Records from a collection of figures:
===============

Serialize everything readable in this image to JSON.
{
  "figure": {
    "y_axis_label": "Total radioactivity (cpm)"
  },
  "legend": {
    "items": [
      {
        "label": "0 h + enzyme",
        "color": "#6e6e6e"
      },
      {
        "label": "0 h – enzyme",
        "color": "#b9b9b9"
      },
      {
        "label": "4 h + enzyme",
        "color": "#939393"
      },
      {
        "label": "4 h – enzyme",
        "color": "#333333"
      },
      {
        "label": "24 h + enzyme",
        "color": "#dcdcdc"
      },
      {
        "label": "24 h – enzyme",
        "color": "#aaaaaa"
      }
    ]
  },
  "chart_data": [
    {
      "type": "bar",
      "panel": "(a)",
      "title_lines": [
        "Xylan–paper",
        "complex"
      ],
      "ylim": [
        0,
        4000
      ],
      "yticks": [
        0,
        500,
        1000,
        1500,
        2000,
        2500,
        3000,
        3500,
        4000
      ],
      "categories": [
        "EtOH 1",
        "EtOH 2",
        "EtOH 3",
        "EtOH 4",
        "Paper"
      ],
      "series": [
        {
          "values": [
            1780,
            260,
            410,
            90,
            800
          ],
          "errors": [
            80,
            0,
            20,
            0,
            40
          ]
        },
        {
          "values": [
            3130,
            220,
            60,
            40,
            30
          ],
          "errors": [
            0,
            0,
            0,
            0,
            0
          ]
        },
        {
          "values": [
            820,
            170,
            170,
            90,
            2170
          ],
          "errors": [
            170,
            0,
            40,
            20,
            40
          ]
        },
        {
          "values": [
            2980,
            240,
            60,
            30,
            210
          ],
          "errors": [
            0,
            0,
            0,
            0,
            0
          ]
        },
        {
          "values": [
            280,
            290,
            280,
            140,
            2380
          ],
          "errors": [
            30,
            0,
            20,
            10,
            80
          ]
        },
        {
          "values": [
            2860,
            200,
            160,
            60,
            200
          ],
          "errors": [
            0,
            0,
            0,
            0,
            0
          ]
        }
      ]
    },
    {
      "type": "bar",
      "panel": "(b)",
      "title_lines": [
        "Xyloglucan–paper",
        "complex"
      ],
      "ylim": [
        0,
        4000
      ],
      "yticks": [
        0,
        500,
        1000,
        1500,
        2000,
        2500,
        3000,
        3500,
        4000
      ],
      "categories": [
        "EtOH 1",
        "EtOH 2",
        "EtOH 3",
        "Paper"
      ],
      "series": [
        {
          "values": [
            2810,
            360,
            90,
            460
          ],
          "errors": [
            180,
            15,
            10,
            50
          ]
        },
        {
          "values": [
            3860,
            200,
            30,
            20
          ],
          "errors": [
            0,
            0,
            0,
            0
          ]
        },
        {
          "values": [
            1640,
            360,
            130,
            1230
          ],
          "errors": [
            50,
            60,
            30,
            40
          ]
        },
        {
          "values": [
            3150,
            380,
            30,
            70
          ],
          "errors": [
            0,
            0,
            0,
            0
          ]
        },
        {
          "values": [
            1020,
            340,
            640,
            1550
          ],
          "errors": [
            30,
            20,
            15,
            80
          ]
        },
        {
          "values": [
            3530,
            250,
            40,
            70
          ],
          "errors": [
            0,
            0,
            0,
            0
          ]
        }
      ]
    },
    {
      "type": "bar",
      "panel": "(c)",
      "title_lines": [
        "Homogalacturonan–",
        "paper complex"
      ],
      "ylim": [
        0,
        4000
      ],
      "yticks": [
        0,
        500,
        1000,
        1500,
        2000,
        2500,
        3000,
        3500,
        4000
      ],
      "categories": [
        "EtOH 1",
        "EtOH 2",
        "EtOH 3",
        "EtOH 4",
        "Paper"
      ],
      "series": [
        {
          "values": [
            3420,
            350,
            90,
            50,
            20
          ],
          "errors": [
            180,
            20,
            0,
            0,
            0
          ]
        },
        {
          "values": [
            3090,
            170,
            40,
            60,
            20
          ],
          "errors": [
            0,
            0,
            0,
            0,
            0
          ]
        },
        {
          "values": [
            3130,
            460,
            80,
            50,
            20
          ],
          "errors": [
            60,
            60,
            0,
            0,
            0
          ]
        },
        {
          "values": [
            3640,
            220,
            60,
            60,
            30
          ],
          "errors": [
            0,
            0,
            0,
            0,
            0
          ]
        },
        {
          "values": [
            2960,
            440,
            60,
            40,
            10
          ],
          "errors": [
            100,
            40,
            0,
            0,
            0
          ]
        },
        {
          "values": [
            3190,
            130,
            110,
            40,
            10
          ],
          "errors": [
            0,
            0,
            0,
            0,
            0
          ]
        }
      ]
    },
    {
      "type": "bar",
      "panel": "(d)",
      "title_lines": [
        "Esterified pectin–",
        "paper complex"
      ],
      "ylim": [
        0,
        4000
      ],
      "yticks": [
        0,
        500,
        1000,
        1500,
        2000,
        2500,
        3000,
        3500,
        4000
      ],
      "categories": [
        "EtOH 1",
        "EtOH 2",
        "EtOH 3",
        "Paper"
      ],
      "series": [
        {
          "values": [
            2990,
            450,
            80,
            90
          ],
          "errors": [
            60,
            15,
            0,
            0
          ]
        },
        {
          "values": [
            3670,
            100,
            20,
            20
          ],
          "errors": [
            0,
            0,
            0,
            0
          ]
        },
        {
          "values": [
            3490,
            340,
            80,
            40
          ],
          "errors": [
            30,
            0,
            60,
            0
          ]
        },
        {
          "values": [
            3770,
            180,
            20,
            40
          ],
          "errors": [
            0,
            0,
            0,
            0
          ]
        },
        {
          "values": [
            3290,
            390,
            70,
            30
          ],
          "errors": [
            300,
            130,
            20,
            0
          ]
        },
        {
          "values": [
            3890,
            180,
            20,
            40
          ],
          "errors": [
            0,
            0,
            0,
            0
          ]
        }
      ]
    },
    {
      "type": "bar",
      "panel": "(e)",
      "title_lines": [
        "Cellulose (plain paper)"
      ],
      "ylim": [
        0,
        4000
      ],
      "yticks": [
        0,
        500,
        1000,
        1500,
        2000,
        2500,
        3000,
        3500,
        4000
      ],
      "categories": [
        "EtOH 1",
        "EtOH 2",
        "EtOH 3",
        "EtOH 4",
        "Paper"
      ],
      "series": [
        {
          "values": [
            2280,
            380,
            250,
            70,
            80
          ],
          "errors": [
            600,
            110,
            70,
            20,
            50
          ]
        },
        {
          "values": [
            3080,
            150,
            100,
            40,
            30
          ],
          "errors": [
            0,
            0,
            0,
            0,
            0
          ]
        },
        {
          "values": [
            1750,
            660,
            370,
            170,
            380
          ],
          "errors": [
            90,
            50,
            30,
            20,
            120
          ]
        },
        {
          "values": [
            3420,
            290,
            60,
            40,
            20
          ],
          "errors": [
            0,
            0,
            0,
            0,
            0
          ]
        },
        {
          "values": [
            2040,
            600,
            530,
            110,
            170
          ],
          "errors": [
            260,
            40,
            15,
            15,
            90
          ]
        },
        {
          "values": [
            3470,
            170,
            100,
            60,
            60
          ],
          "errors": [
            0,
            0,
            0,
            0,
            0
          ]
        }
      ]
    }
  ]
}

===============

## TASK
Within the entries, find all lines that contain "enzyme" and copy each one.

## ANSWER TO THE PROBLEM
        "label": "0 h + enzyme",
        "label": "0 h – enzyme",
        "label": "4 h + enzyme",
        "label": "4 h – enzyme",
        "label": "24 h + enzyme",
        "label": "24 h – enzyme",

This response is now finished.